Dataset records
** start **
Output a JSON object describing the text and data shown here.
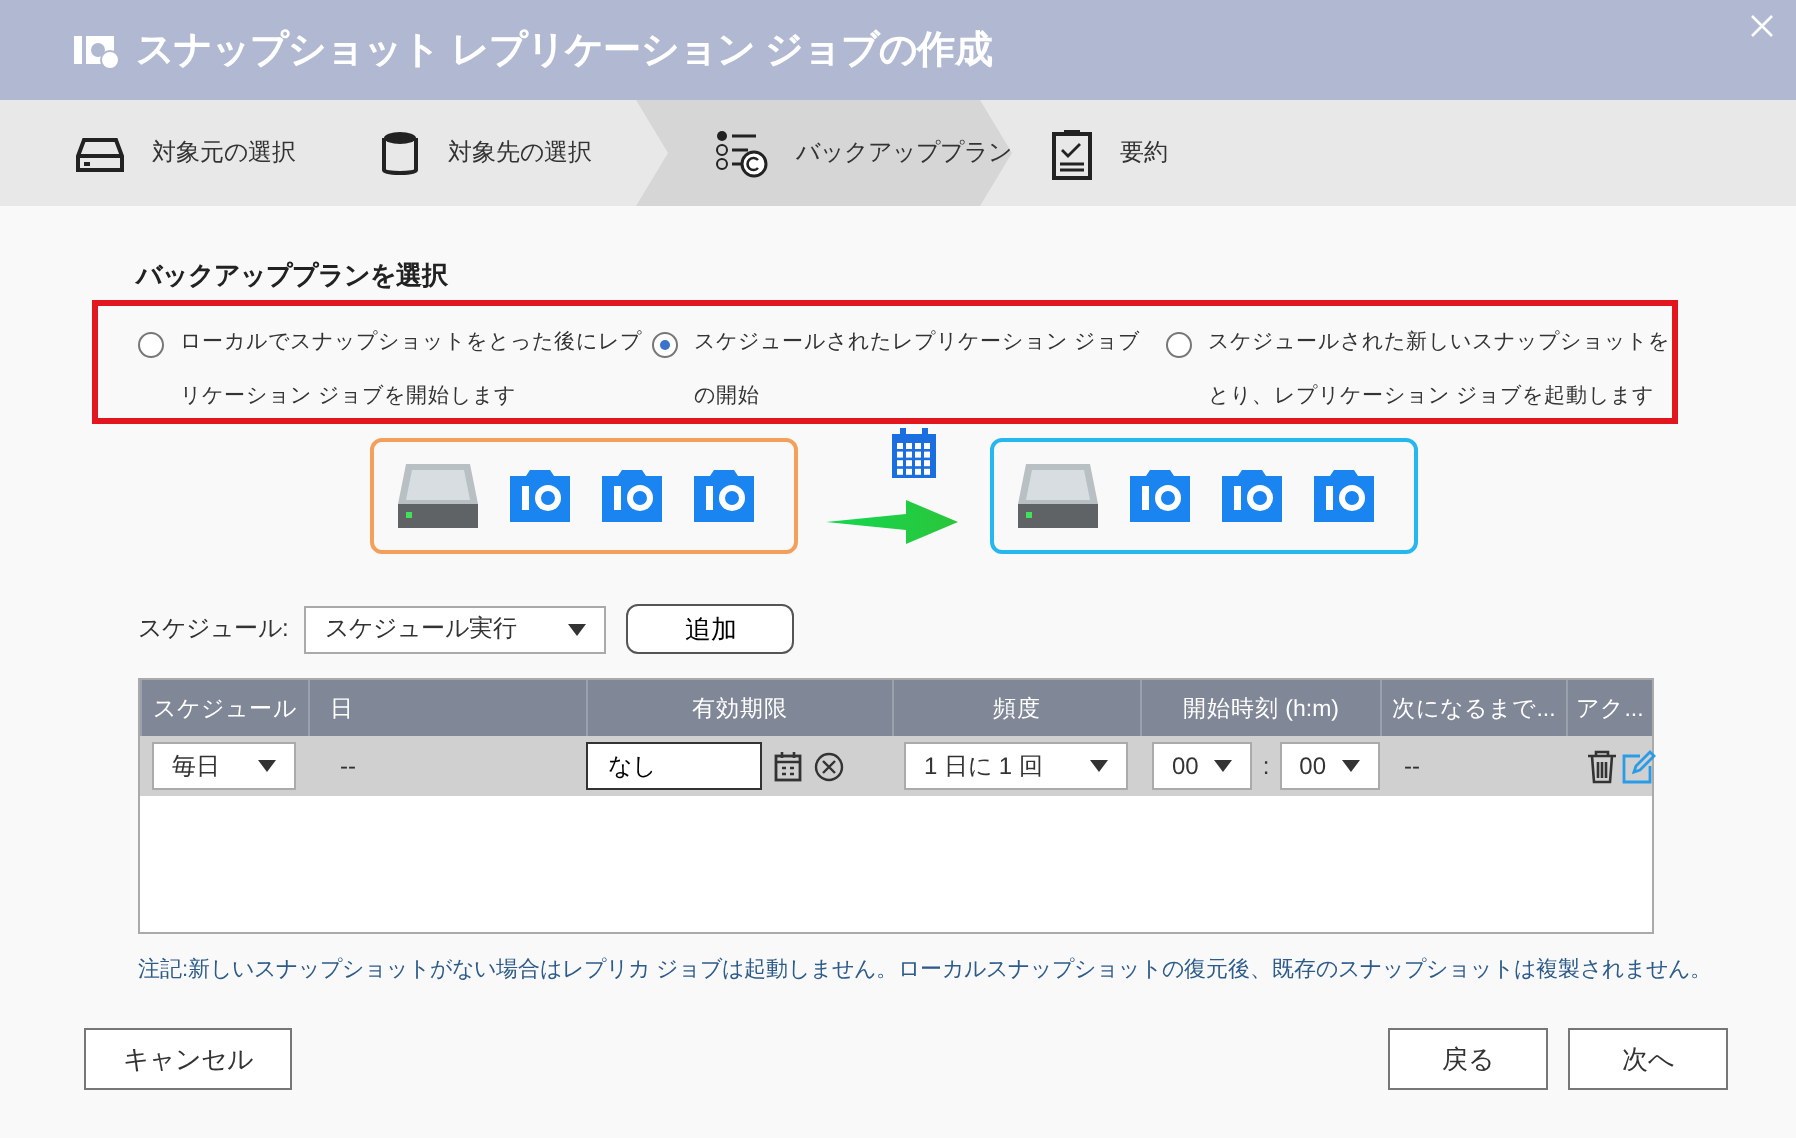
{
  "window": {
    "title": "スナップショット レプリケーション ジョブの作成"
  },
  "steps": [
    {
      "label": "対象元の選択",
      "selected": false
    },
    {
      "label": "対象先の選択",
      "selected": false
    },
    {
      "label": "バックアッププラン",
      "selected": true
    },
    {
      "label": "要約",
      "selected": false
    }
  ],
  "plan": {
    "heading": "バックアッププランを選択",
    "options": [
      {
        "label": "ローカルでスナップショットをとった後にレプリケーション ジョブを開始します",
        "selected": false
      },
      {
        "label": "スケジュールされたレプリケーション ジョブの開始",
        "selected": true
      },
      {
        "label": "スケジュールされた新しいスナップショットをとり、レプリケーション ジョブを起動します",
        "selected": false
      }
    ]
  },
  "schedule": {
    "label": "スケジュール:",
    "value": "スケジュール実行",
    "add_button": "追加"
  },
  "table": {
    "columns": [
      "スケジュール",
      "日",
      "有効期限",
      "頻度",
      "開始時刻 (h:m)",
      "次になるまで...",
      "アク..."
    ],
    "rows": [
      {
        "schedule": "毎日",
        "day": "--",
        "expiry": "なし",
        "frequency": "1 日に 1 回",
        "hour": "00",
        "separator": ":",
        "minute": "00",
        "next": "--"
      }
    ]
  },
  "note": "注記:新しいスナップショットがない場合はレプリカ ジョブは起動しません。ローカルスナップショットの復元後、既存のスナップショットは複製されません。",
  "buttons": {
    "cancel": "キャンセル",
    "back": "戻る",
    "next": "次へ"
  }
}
** end **
** start **
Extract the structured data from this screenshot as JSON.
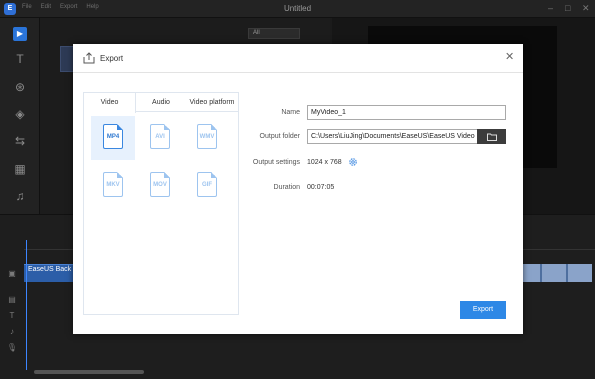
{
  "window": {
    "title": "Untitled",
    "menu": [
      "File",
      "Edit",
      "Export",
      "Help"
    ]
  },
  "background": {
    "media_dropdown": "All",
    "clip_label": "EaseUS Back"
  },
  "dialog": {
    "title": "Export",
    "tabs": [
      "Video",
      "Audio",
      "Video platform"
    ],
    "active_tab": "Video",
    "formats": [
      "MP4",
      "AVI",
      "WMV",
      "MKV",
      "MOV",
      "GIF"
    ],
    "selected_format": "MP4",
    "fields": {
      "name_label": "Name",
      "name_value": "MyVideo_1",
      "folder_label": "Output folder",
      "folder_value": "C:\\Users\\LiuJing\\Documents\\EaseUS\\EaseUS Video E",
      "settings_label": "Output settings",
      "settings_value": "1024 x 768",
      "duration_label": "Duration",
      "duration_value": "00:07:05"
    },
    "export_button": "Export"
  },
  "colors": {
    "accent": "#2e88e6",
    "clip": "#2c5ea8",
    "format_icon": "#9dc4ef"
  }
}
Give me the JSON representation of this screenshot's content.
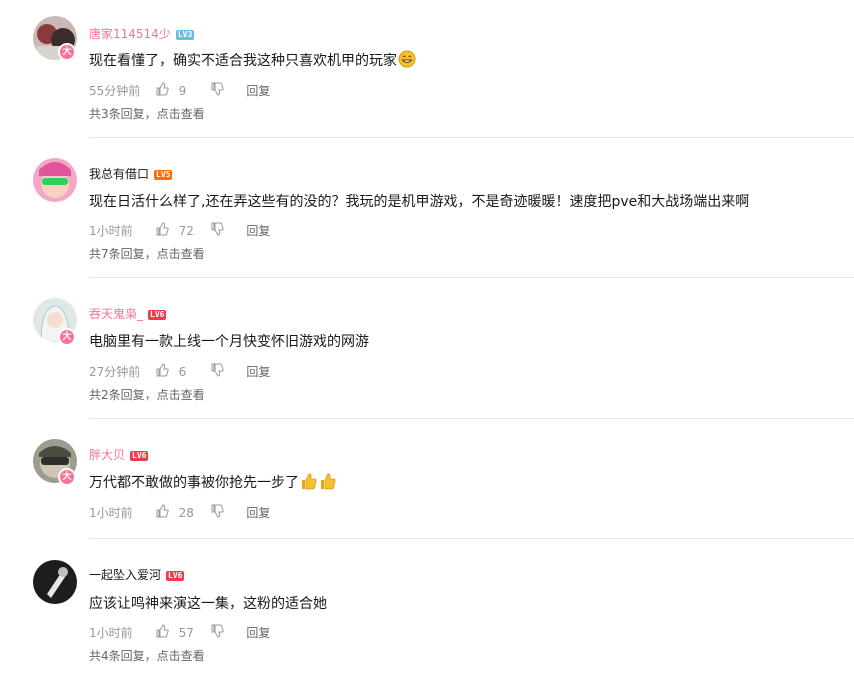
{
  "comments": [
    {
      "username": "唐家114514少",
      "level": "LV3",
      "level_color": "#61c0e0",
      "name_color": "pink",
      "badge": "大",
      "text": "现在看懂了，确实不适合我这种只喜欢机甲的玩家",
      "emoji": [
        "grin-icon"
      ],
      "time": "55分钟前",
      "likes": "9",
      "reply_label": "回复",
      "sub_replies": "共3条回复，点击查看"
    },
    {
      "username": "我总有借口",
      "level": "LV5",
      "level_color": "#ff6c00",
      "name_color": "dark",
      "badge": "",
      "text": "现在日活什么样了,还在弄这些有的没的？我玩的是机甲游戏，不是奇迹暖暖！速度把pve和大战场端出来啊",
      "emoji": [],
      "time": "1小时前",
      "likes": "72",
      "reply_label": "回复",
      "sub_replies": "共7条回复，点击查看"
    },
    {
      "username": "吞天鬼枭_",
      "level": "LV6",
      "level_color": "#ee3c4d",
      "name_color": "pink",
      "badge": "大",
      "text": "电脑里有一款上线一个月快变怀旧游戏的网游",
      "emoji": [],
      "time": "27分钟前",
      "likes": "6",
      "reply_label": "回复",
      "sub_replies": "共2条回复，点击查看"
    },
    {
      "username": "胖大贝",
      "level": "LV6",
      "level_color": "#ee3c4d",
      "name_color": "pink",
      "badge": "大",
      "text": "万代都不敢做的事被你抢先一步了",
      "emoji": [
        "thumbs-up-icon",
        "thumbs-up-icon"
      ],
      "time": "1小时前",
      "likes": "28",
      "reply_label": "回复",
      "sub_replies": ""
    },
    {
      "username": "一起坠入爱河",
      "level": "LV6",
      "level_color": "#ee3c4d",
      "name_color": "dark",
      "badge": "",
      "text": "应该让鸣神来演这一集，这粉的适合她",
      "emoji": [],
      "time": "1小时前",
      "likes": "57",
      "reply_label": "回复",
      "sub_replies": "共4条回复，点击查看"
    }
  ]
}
** end **
**What the task asks:**
Give the count of lines in the listing above that include "JSON", with no other words.

**Reply:**
3